Exercise data:
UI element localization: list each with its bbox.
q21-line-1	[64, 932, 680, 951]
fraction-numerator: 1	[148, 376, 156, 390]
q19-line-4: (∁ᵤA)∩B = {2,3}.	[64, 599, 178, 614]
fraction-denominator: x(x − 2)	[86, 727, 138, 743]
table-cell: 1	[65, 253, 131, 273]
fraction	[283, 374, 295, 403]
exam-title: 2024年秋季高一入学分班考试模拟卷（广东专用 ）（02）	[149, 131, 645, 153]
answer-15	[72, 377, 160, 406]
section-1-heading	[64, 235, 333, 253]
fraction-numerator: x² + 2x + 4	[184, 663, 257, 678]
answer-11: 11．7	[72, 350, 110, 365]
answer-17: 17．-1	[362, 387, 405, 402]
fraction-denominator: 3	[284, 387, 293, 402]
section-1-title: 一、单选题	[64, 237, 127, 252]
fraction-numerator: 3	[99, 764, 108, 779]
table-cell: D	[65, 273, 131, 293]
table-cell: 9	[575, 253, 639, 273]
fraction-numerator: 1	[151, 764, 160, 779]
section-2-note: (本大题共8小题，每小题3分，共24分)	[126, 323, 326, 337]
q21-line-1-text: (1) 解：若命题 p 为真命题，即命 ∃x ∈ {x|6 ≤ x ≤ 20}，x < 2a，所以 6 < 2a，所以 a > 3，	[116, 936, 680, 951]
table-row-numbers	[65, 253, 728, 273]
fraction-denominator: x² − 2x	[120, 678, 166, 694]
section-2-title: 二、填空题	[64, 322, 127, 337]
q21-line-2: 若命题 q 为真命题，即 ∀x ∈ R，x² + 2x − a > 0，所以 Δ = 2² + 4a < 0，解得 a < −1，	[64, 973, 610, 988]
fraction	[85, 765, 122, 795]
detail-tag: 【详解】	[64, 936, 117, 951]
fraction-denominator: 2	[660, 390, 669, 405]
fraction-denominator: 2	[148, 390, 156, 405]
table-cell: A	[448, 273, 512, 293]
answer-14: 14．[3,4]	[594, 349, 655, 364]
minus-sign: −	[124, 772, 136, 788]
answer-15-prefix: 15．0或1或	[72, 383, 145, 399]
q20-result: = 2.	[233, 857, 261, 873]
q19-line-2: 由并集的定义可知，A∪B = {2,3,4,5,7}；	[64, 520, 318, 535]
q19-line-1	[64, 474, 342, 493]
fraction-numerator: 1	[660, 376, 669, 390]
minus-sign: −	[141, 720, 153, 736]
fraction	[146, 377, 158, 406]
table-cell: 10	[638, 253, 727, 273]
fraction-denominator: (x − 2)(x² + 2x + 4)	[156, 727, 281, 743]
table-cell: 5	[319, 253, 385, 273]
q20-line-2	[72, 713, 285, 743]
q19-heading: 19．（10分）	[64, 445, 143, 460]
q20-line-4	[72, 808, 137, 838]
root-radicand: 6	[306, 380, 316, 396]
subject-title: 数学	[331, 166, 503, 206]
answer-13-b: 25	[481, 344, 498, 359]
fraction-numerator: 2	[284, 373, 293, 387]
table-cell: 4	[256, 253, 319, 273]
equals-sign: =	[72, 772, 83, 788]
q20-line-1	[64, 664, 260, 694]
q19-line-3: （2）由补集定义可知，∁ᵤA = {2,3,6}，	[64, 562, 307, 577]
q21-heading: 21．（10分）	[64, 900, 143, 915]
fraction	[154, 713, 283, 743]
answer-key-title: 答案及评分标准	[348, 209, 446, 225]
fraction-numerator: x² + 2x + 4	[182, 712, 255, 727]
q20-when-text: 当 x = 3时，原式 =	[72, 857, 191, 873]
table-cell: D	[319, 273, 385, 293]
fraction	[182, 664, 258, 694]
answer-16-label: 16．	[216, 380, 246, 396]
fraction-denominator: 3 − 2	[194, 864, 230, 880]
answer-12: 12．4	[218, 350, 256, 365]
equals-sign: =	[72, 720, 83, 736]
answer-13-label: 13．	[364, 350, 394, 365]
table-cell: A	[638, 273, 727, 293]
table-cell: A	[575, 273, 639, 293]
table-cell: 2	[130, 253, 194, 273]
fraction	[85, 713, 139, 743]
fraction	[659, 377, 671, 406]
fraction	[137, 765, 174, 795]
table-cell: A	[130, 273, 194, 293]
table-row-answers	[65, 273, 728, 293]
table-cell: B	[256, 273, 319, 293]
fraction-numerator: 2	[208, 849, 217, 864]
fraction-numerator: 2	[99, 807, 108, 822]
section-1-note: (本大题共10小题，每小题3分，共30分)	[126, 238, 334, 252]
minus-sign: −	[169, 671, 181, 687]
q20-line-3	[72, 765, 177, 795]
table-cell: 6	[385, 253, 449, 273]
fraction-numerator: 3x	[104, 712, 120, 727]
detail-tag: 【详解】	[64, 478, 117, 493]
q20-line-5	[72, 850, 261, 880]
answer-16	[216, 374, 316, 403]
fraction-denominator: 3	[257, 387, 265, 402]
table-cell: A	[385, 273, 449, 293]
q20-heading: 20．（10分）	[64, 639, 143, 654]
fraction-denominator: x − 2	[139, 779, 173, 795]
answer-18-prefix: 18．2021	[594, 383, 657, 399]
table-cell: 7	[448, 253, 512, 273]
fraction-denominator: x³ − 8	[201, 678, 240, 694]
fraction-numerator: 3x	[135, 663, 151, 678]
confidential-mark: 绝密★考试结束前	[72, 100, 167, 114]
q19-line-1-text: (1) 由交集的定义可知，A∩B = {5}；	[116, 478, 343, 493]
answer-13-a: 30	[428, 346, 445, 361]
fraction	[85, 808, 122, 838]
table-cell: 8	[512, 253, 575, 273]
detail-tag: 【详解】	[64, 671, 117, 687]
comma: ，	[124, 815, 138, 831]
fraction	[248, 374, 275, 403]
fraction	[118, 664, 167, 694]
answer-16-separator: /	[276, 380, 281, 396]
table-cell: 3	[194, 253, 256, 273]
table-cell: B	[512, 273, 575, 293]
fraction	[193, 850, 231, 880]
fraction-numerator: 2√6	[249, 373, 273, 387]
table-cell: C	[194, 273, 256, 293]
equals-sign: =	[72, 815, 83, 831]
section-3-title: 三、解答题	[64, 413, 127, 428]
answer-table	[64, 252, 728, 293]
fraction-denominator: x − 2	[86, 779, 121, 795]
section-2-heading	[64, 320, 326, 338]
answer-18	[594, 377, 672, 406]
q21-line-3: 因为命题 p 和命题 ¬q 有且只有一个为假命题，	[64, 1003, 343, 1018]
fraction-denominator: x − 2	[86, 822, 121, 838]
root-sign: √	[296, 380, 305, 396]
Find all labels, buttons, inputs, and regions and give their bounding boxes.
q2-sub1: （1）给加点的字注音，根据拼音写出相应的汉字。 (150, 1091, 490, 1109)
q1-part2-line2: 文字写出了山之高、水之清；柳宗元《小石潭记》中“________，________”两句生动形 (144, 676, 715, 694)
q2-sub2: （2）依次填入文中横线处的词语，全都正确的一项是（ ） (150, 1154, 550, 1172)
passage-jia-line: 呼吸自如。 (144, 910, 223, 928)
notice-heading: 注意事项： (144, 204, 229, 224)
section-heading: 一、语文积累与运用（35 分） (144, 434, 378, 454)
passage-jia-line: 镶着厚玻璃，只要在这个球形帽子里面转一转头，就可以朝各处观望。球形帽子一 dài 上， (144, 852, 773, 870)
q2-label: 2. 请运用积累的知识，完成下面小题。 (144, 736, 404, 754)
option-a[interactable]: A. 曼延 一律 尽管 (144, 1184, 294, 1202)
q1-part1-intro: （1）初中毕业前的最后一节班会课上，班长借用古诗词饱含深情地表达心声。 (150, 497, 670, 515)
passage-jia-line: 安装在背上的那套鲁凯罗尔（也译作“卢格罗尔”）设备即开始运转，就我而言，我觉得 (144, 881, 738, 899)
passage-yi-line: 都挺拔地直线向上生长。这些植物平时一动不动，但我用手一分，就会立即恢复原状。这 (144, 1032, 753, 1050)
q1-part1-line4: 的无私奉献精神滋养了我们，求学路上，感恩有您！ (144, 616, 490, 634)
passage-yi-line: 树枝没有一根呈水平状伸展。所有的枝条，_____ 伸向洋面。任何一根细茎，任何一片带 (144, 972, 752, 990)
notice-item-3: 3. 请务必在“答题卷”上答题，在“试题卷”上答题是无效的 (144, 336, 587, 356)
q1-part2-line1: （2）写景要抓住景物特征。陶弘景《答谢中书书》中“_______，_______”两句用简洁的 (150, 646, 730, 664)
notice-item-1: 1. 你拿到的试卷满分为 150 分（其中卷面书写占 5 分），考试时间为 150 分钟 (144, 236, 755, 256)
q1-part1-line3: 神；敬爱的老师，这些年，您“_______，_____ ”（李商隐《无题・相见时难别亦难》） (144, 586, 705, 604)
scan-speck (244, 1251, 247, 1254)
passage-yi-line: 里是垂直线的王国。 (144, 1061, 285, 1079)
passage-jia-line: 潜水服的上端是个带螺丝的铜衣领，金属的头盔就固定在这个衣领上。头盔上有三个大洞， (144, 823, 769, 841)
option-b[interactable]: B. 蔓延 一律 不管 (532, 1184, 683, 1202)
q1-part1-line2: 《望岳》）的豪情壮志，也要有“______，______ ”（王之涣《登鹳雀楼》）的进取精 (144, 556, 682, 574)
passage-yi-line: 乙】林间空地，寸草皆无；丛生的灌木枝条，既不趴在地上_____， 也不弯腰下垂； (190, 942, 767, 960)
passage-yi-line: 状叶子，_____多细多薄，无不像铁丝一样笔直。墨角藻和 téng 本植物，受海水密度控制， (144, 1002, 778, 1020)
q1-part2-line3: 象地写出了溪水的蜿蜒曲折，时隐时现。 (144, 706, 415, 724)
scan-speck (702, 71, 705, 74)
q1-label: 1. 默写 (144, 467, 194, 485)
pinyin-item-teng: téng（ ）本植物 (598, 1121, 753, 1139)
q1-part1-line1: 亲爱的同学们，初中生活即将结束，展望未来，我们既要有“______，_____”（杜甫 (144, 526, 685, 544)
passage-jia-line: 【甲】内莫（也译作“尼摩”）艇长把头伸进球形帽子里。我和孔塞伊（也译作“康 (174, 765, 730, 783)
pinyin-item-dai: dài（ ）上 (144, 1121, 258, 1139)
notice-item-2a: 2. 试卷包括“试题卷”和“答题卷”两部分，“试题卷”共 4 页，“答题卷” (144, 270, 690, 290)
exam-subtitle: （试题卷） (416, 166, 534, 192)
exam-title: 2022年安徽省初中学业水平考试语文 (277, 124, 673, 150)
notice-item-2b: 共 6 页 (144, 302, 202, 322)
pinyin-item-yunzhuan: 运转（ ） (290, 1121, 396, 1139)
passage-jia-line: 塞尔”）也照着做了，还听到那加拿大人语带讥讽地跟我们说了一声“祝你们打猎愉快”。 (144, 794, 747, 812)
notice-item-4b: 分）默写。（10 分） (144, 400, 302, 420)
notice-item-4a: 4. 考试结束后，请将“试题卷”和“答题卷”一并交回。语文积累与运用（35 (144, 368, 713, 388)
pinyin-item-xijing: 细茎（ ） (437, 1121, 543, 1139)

Description of the task: Reproduce the material exactly, from its first line down to the line containing "253, 727, 273]", both ends included.

Task output:
UI element localization: list each with its bbox.
q21-line-1	[64, 932, 680, 951]
fraction-numerator: 1	[148, 376, 156, 390]
q19-line-4: (∁ᵤA)∩B = {2,3}.	[64, 599, 178, 614]
fraction-denominator: x(x − 2)	[86, 727, 138, 743]
table-cell: 1	[65, 253, 131, 273]
fraction	[283, 374, 295, 403]
exam-title: 2024年秋季高一入学分班考试模拟卷（广东专用 ）（02）	[149, 131, 645, 153]
answer-15	[72, 377, 160, 406]
section-1-heading	[64, 235, 333, 253]
fraction-numerator: x² + 2x + 4	[184, 663, 257, 678]
answer-11: 11．7	[72, 350, 110, 365]
answer-17: 17．-1	[362, 387, 405, 402]
fraction-denominator: 3	[284, 387, 293, 402]
section-1-title: 一、单选题	[64, 237, 127, 252]
fraction-numerator: 3	[99, 764, 108, 779]
table-cell: D	[65, 273, 131, 293]
table-cell: 9	[575, 253, 639, 273]
fraction-numerator: 1	[151, 764, 160, 779]
section-2-note: (本大题共8小题，每小题3分，共24分)	[126, 323, 326, 337]
q21-line-1-text: (1) 解：若命题 p 为真命题，即命 ∃x ∈ {x|6 ≤ x ≤ 20}，x < 2a，所以 6 < 2a，所以 a > 3，	[116, 936, 680, 951]
table-row-numbers	[65, 253, 728, 273]
fraction-denominator: x² − 2x	[120, 678, 166, 694]
section-2-title: 二、填空题	[64, 322, 127, 337]
q21-line-2: 若命题 q 为真命题，即 ∀x ∈ R，x² + 2x − a > 0，所以 Δ = 2² + 4a < 0，解得 a < −1，	[64, 973, 610, 988]
fraction	[85, 765, 122, 795]
detail-tag: 【详解】	[64, 936, 117, 951]
fraction-denominator: 2	[660, 390, 669, 405]
fraction-denominator: 2	[148, 390, 156, 405]
table-cell: A	[448, 273, 512, 293]
answer-14: 14．[3,4]	[594, 349, 655, 364]
minus-sign: −	[124, 772, 136, 788]
answer-15-prefix: 15．0或1或	[72, 383, 145, 399]
q20-result: = 2.	[233, 857, 261, 873]
q19-line-2: 由并集的定义可知，A∪B = {2,3,4,5,7}；	[64, 520, 318, 535]
q19-line-1	[64, 474, 342, 493]
fraction-numerator: 1	[660, 376, 669, 390]
minus-sign: −	[141, 720, 153, 736]
fraction	[146, 377, 158, 406]
table-cell: 10	[638, 253, 727, 273]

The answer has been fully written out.